Objective. Each line of the data that includes the string "sumo" is to be copied out.

Dataset excerpts.
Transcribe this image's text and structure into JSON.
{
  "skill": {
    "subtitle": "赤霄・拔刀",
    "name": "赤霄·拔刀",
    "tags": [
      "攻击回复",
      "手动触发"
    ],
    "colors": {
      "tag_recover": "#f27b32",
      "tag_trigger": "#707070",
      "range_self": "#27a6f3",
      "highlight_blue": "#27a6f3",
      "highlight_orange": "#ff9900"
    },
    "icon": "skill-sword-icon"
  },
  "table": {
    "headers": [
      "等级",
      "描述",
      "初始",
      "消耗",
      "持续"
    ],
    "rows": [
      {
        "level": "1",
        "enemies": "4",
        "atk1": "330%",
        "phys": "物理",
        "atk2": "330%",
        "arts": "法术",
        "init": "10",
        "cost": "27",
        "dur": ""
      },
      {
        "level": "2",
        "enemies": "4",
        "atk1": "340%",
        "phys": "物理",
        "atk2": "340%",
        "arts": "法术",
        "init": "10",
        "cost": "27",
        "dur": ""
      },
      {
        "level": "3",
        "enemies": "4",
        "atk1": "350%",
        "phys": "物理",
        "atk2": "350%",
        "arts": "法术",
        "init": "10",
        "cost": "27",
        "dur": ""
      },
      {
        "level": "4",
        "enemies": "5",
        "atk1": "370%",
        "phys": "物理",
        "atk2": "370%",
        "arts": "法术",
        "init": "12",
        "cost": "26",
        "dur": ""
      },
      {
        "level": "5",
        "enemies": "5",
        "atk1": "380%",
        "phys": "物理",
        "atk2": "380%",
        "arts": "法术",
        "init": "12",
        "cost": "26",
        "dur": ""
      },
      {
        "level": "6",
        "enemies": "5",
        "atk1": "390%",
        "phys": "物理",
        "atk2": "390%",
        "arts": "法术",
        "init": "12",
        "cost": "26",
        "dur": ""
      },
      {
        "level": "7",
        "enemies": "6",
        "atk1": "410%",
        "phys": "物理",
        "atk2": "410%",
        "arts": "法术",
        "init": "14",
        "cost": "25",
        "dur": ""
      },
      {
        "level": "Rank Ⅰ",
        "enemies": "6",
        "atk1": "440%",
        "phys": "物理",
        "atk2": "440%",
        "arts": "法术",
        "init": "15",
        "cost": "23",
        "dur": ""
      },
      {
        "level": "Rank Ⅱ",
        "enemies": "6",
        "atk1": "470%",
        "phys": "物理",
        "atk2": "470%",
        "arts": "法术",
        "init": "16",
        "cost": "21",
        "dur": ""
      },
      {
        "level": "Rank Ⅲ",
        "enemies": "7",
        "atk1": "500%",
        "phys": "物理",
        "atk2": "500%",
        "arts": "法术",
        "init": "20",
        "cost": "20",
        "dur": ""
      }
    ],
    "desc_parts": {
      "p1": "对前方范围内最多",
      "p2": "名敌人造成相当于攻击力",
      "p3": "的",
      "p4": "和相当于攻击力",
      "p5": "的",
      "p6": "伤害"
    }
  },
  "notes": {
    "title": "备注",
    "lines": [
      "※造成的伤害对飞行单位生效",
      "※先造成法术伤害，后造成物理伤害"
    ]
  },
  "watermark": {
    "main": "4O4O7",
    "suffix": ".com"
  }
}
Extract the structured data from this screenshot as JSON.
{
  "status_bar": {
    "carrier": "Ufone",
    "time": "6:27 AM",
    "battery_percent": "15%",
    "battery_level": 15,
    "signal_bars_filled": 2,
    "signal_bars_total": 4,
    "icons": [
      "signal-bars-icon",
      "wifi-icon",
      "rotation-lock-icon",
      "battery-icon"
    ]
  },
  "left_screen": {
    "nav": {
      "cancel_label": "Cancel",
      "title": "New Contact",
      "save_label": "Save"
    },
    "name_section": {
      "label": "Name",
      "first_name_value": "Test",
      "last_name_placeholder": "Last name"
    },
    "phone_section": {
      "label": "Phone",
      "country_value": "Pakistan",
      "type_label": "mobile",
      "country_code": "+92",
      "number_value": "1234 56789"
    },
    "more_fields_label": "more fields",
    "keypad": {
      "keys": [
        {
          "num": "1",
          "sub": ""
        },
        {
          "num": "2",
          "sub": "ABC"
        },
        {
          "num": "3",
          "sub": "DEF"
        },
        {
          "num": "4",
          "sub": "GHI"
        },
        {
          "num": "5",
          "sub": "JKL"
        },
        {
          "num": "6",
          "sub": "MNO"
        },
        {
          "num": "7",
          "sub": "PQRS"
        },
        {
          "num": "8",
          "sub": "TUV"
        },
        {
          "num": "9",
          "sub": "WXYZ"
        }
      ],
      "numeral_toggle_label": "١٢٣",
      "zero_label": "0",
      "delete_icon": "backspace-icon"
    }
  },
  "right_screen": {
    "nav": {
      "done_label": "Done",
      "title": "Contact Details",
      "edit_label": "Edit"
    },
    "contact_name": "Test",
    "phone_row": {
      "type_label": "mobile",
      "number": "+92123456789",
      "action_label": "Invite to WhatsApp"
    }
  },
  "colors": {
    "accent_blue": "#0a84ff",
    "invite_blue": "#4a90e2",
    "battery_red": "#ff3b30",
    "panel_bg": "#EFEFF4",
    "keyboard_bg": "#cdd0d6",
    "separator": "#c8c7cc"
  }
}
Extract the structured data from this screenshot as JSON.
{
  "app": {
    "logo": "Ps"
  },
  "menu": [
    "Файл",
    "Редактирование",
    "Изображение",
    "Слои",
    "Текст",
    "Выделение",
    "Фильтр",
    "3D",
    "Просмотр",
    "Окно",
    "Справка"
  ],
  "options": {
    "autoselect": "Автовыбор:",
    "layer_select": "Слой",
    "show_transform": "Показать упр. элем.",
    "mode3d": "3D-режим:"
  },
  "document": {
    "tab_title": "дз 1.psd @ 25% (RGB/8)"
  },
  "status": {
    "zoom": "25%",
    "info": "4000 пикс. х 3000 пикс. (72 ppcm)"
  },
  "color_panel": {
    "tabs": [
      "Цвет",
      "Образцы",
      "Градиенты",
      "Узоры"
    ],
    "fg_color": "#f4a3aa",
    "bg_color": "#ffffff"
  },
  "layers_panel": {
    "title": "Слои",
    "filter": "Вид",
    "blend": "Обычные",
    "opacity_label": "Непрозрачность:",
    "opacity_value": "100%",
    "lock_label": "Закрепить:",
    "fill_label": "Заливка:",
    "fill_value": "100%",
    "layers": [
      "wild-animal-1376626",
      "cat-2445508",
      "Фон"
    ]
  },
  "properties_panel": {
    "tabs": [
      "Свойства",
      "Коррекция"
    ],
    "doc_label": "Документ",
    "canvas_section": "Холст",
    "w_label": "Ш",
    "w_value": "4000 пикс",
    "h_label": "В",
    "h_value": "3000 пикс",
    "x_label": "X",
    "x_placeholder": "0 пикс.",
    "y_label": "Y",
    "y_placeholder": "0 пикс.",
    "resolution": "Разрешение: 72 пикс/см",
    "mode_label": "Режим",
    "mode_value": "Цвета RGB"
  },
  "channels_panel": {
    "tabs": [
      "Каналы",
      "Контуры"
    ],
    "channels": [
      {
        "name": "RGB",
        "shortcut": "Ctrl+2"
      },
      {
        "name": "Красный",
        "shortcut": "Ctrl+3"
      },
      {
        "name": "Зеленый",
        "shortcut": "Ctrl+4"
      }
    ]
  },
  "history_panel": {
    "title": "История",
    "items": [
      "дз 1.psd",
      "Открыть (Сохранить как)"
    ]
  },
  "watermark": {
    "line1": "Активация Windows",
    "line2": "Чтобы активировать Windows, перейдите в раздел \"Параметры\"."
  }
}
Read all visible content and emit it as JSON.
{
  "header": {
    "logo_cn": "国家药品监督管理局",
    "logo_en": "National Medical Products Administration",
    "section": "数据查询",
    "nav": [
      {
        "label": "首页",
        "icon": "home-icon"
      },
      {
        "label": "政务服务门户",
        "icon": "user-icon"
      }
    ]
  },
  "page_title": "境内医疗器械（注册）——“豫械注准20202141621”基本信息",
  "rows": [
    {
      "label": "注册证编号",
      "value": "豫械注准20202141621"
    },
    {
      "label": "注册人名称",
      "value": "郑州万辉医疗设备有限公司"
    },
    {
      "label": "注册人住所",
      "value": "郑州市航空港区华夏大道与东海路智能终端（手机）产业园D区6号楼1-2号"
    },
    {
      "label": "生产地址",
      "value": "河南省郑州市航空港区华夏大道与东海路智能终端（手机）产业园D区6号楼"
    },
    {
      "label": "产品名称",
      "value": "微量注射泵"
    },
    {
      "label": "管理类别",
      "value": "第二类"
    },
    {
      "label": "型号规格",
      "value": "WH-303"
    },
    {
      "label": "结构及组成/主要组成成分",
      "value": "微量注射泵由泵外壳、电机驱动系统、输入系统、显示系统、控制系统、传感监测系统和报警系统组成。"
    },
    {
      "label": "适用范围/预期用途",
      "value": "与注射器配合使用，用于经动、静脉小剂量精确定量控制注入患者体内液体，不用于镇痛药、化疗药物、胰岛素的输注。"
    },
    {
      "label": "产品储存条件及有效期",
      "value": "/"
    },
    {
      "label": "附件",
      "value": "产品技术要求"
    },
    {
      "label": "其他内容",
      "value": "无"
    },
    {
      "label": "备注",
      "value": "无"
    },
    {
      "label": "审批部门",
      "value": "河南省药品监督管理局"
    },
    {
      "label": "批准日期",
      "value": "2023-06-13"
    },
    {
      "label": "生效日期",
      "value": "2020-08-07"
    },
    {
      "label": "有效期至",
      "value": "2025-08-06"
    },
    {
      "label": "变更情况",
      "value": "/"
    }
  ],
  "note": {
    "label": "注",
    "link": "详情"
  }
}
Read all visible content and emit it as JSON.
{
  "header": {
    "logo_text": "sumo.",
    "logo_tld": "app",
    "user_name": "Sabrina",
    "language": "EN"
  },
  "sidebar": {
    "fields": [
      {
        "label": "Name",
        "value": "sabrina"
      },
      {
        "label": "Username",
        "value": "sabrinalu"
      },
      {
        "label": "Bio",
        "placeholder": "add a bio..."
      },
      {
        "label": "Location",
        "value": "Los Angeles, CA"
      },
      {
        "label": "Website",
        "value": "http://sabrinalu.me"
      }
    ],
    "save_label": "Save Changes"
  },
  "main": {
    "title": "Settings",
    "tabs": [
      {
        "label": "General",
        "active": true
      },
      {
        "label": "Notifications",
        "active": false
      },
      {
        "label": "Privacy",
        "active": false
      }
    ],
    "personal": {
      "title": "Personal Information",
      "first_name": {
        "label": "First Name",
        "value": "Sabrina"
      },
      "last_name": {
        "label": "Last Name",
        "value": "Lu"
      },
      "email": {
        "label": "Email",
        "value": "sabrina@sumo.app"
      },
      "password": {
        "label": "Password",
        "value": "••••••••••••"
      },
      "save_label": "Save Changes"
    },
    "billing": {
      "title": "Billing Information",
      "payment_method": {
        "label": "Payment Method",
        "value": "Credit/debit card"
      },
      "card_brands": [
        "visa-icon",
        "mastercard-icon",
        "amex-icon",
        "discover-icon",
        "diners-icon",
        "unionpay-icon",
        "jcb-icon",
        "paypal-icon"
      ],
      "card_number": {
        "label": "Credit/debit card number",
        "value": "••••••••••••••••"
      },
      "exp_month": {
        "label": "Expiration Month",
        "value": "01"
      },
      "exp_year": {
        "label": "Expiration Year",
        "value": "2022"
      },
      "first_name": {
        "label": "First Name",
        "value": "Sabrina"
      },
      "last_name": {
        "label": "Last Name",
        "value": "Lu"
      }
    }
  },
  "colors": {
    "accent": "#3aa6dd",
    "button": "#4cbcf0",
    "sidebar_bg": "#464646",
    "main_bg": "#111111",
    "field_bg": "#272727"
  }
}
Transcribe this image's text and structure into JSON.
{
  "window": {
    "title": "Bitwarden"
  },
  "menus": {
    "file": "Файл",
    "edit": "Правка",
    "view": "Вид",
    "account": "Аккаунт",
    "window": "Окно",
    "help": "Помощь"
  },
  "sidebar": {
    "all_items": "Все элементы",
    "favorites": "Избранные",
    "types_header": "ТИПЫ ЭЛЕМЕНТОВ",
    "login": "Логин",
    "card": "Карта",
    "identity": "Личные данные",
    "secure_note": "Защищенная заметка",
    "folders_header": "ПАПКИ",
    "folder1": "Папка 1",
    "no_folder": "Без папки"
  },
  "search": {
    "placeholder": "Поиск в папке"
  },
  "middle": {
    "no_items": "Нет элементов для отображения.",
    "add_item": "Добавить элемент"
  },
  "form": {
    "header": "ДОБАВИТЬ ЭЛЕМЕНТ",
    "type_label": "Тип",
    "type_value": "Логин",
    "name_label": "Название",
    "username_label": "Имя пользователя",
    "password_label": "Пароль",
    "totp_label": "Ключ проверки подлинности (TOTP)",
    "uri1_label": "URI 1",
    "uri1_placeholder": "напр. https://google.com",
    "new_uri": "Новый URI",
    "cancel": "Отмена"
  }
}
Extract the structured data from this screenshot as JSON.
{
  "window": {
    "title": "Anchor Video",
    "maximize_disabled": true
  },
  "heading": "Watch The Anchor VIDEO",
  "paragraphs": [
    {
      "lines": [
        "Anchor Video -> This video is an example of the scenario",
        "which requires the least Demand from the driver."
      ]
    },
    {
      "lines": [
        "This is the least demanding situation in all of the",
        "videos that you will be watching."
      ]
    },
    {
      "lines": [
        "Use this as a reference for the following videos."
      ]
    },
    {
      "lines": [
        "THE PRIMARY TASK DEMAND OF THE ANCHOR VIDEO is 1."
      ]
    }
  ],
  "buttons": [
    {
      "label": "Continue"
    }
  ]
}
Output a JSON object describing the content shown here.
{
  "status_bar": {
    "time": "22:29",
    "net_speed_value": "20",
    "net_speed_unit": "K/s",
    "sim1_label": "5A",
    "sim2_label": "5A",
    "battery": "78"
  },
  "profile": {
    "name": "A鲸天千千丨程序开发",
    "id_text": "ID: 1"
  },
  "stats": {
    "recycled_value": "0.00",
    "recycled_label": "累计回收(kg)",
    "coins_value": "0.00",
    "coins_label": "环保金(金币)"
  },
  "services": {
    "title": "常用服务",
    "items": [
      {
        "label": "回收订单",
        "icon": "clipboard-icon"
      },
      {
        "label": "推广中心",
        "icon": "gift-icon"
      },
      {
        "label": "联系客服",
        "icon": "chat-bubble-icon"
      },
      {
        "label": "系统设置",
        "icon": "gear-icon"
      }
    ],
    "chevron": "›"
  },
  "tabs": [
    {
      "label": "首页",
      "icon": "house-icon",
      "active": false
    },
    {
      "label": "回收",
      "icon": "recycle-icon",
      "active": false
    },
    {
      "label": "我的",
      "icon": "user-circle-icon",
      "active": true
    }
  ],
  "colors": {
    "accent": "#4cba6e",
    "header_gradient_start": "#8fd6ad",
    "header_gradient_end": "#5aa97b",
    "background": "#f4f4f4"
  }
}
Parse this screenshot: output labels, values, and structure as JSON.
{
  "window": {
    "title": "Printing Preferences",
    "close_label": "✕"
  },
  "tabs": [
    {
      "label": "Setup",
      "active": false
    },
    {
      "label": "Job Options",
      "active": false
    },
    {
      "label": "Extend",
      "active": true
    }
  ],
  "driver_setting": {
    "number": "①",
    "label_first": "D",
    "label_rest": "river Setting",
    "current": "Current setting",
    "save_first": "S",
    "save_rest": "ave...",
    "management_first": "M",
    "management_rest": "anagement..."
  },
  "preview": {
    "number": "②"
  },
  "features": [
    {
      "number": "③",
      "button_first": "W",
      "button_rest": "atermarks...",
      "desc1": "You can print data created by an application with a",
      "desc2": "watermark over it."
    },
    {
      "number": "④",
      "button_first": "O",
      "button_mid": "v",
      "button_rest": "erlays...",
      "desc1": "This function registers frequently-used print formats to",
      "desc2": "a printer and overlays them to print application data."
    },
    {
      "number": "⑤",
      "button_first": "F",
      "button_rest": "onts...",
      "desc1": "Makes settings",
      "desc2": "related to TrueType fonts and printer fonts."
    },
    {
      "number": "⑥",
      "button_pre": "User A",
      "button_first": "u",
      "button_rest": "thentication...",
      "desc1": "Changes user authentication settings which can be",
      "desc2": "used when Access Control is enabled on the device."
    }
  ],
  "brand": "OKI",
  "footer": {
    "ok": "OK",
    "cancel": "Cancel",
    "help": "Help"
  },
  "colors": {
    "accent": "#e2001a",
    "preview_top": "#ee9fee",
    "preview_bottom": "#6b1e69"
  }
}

Exercise solution.
    "logo_text": "sumo.",
        "value": "sabrina@sumo.app"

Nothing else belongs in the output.